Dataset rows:
##############################

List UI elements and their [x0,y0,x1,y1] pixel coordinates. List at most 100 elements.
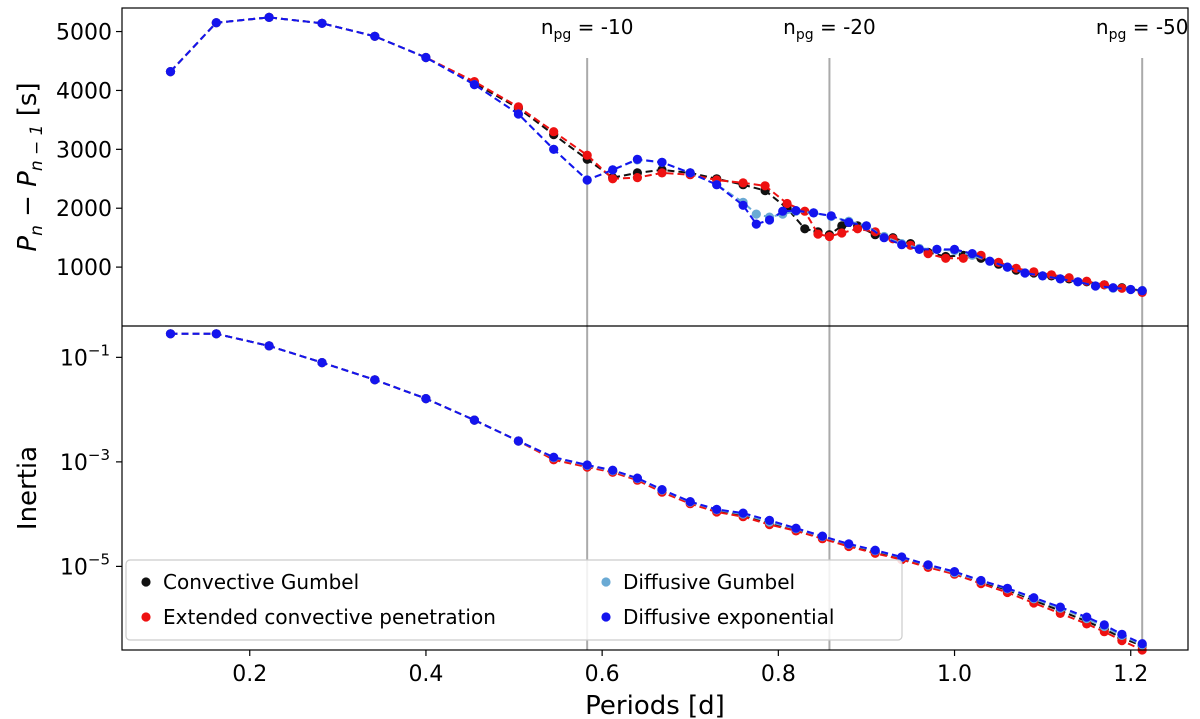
top-series-1-point-21 [837,221,847,231]
bottom-series-4-point-21 [897,552,907,562]
top-series-4-point-10 [608,165,618,175]
x-tick-label-4: 1.0 [937,662,972,687]
top-panel-series [165,12,1147,297]
top-series-4-point-22 [844,217,854,227]
top-series-2-point-16 [760,181,770,191]
top-series-4-point-28 [949,244,960,254]
top-series-4-point-12 [657,157,667,167]
top-series-2-line [169,16,1143,294]
top-series-4-point-13 [685,168,695,178]
top-series-2-point-37 [1117,283,1127,293]
top-series-4-point-9 [582,175,592,185]
top-series-4-point-29 [967,249,977,259]
bottom-series-4-point-4 [370,375,380,385]
top-series-4-point-0 [165,67,176,77]
top-series-4-point-30 [985,256,995,266]
top-series-2-point-7 [513,102,524,112]
bottom-series-4-point-24 [976,575,986,586]
top-series-4-point-24 [879,233,889,243]
bottom-series-4-point-13 [685,497,695,507]
top-series-4-line [169,16,1143,292]
bottom-series-4-line [170,332,1143,645]
top-series-2-point-26 [923,249,933,259]
top-series-2-point-22 [853,224,863,234]
x-tick-label-2: 0.6 [585,662,620,687]
top-series-4-point-3 [317,18,327,28]
bottom-series-4-point-11 [632,473,643,483]
top-series-4-point-19 [791,206,801,216]
top-series-4-point-20 [809,208,819,218]
top-series-4-point-39 [1137,286,1147,296]
top-series-4-point-2 [264,12,274,22]
top-series-4-point-25 [897,240,907,250]
top-series-4-point-7 [513,109,524,119]
bottom-series-4-point-6 [469,415,479,425]
top-series-4-point-11 [632,154,643,164]
top-series-4-point-16 [751,219,761,229]
bottom-series-4-point-8 [549,452,559,462]
top-y-tick-label-1: 2000 [56,197,112,222]
top-series-2-point-8 [549,127,559,137]
bottom-series-4-point-25 [1002,583,1013,593]
x-tick-label-5: 1.2 [1113,662,1148,687]
axes [116,7,1189,656]
x-tick-label-3: 0.8 [761,662,796,687]
top-series-4-point-14 [712,180,722,190]
top-series-2-point-15 [738,178,748,188]
top-series-4-point-38 [1126,284,1136,295]
axes-frame [121,7,1189,651]
top-series-4-point-23 [861,221,872,231]
bottom-series-4-point-9 [582,460,592,470]
axis-labels: npg = -10 npg = -20 npg = -50 0.2 0.4 0.6 0.8 1… [13,15,1188,719]
legend-marker-4 [601,612,611,622]
bottom-series-4-point-5 [421,394,431,404]
top-series-4-point-33 [1038,271,1048,281]
x-axis-title: Periods [d] [585,691,725,719]
vline-label-2: npg = -20 [783,15,876,43]
top-series-2-point-17 [782,198,792,209]
bottom-y-axis-title: Inertia [13,446,43,530]
bottom-series-2-line [170,332,1143,651]
bottom-series-4-point-31 [1137,639,1147,649]
legend-marker-2 [141,612,151,622]
top-series-4-point-26 [914,244,924,254]
bottom-series-4-point-26 [1029,593,1039,603]
bottom-series-4-point-18 [817,531,828,541]
bottom-series-4-point-20 [870,545,880,555]
top-series-4-point-34 [1055,274,1065,284]
top-series-2-point-19 [813,229,823,239]
bottom-series-4-point-28 [1082,612,1092,622]
top-series-4-point-15 [738,200,748,210]
bottom-series-4-point-30 [1117,629,1127,639]
bottom-series-4-point-23 [949,567,960,577]
bottom-series-4-point-16 [764,515,775,526]
top-series-1-line [169,16,1143,292]
top-series-2-point-18 [800,206,810,216]
top-series-2-point-20 [824,231,835,242]
legend: Convective Gumbel Extended convective pen… [125,559,903,641]
bottom-series-4-point-14 [712,504,722,514]
bottom-series-4-point-3 [317,358,327,368]
top-series-4-point-35 [1073,277,1083,287]
bottom-series-4-point-22 [923,560,933,570]
vline-label-1: npg = -10 [541,15,634,43]
bottom-series-4-point-2 [264,341,274,351]
top-y-tick-label-2: 3000 [56,138,112,163]
top-series-4-point-1 [211,18,221,28]
bottom-y-tick-label-1: 10−3 [60,446,110,476]
top-series-2-point-10 [608,174,618,184]
legend-marker-1 [141,577,151,587]
bottom-series-4-point-12 [657,485,667,495]
top-series-4-point-21 [826,211,836,221]
bottom-series-4-point-17 [791,523,801,533]
bottom-series-4-point-15 [738,508,748,518]
legend-label-4: Diffusive exponential [623,605,834,629]
top-series-4-point-32 [1020,268,1030,278]
legend-label-1: Convective Gumbel [163,570,359,594]
top-series-1-point-18 [800,224,810,234]
top-series-4-point-17 [764,215,775,225]
top-series-4-point-6 [469,80,479,90]
top-series-2-point-28 [958,253,968,263]
bottom-series-4-point-1 [211,329,221,339]
bottom-y-tick-label-2: 10−5 [60,550,110,580]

##############################

Work to complete —
Please format each nonblank line of the data as a Markdown table with the columns n and Line, numbering the rows in order and skipping the pictures.

Response to the exercise —
| n | Line |
|---|---|
| 1 | List UI elements and their [x0,y0,x1,y1] pixel coordinates. List at most 100 elements. |
| 2 | top-series-1-point-21 [837,221,847,231] |
| 3 | bottom-series-4-point-21 [897,552,907,562] |
| 4 | top-series-4-point-10 [608,165,618,175] |
| 5 | x-tick-label-4: 1.0 [937,662,972,687] |
| 6 | top-panel-series [165,12,1147,297] |
| 7 | top-series-4-point-22 [844,217,854,227] |
| 8 | top-series-2-point-16 [760,181,770,191] |
| 9 | top-series-4-point-28 [949,244,960,254] |
| 10 | top-series-4-point-12 [657,157,667,167] |
| 11 | top-series-2-line [169,16,1143,294] |
| 12 | top-series-4-point-13 [685,168,695,178] |
| 13 | top-series-2-point-37 [1117,283,1127,293] |
| 14 | top-series-4-point-9 [582,175,592,185] |
| 15 | top-series-4-point-29 [967,249,977,259] |
| 16 | bottom-series-4-point-4 [370,375,380,385] |
| 17 | top-series-4-point-0 [165,67,176,77] |
| 18 | top-series-4-point-30 [985,256,995,266] |
| 19 | top-series-2-point-7 [513,102,524,112] |
| 20 | bottom-series-4-point-24 [976,575,986,586] |
| 21 | top-series-4-point-24 [879,233,889,243] |
| 22 | bottom-series-4-point-13 [685,497,695,507] |
| 23 | top-series-4-line [169,16,1143,292] |
| 24 | bottom-series-4-line [170,332,1143,645] |
| 25 | top-series-2-point-26 [923,249,933,259] |
| 26 | top-series-2-point-22 [853,224,863,234] |
| 27 | x-tick-label-2: 0.6 [585,662,620,687] |
| 28 | top-series-4-point-3 [317,18,327,28] |
| 29 | bottom-series-4-point-11 [632,473,643,483] |
| 30 | top-series-4-point-19 [791,206,801,216] |
| 31 | top-series-4-point-20 [809,208,819,218] |
| 32 | top-series-4-point-39 [1137,286,1147,296] |
| 33 | top-series-4-point-2 [264,12,274,22] |
| 34 | top-series-4-point-25 [897,240,907,250] |
| 35 | top-series-4-point-7 [513,109,524,119] |
| 36 | bottom-series-4-point-6 [469,415,479,425] |
| 37 | top-series-4-point-11 [632,154,643,164] |
| 38 | top-series-4-point-16 [751,219,761,229] |
| 39 | bottom-series-4-point-8 [549,452,559,462] |
| 40 | top-y-tick-label-1: 2000 [56,197,112,222] |
| 41 | top-series-2-point-8 [549,127,559,137] |
| 42 | bottom-series-4-point-25 [1002,583,1013,593] |
| 43 | x-tick-label-5: 1.2 [1113,662,1148,687] |
| 44 | axes [116,7,1189,656] |
| 45 | x-tick-label-3: 0.8 [761,662,796,687] |
| 46 | top-series-4-point-14 [712,180,722,190] |
| 47 | top-series-2-point-15 [738,178,748,188] |
| 48 | top-series-4-point-38 [1126,284,1136,295] |
| 49 | axes-frame [121,7,1189,651] |
| 50 | top-series-4-point-23 [861,221,872,231] |
| 51 | bottom-series-4-point-9 [582,460,592,470] |
| 52 | axis-labels: npg = -10 npg = -20 npg = -50 0.2 0.4 0.6 0.8 1… [13,15,1188,719] |
| 53 | legend-marker-4 [601,612,611,622] |
| 54 | bottom-series-4-point-5 [421,394,431,404] |
| 55 | top-series-4-point-33 [1038,271,1048,281] |
| 56 | x-axis-title: Periods [d] [585,691,725,719] |
| 57 | vline-label-2: npg = -20 [783,15,876,43] |
| 58 | top-series-2-point-17 [782,198,792,209] |
| 59 | bottom-y-axis-title: Inertia [13,446,43,530] |
| 60 | bottom-series-2-line [170,332,1143,651] |
| 61 | bottom-series-4-point-31 [1137,639,1147,649] |
| 62 | legend-marker-2 [141,612,151,622] |
| 63 | top-series-4-point-26 [914,244,924,254] |
| 64 | bottom-series-4-point-26 [1029,593,1039,603] |
| 65 | bottom-series-4-point-18 [817,531,828,541] |
| 66 | bottom-series-4-point-20 [870,545,880,555] |
| 67 | top-series-4-point-34 [1055,274,1065,284] |
| 68 | top-series-2-point-19 [813,229,823,239] |
| 69 | bottom-series-4-point-28 [1082,612,1092,622] |
| 70 | top-series-4-point-15 [738,200,748,210] |
| 71 | bottom-series-4-point-30 [1117,629,1127,639] |
| 72 | bottom-series-4-point-23 [949,567,960,577] |
| 73 | bottom-series-4-point-16 [764,515,775,526] |
| 74 | top-series-1-line [169,16,1143,292] |
| 75 | top-series-2-point-18 [800,206,810,216] |
| 76 | top-series-2-point-20 [824,231,835,242] |
| 77 | legend: Convective Gumbel Extended convective pen… [125,559,903,641] |
| 78 | bottom-series-4-point-14 [712,504,722,514] |
| 79 | bottom-series-4-point-3 [317,358,327,368] |
| 80 | top-series-4-point-35 [1073,277,1083,287] |
| 81 | bottom-series-4-point-22 [923,560,933,570] |
| 82 | vline-label-1: npg = -10 [541,15,634,43] |
| 83 | bottom-series-4-point-2 [264,341,274,351] |
| 84 | top-y-tick-label-2: 3000 [56,138,112,163] |
| 85 | top-series-4-point-1 [211,18,221,28] |
| 86 | bottom-y-tick-label-1: 10−3 [60,446,110,476] |
| 87 | top-series-2-point-10 [608,174,618,184] |
| 88 | legend-marker-1 [141,577,151,587] |
| 89 | bottom-series-4-point-12 [657,485,667,495] |
| 90 | top-series-4-point-21 [826,211,836,221] |
| 91 | bottom-series-4-point-17 [791,523,801,533] |
| 92 | bottom-series-4-point-15 [738,508,748,518] |
| 93 | legend-label-4: Diffusive exponential [623,605,834,629] |
| 94 | top-series-4-point-32 [1020,268,1030,278] |
| 95 | legend-label-1: Convective Gumbel [163,570,359,594] |
| 96 | top-series-1-point-18 [800,224,810,234] |
| 97 | top-series-4-point-17 [764,215,775,225] |
| 98 | top-series-4-point-6 [469,80,479,90] |
| 99 | top-series-2-point-28 [958,253,968,263] |
| 100 | bottom-series-4-point-1 [211,329,221,339] |
| 101 | bottom-y-tick-label-2: 10−5 [60,550,110,580] |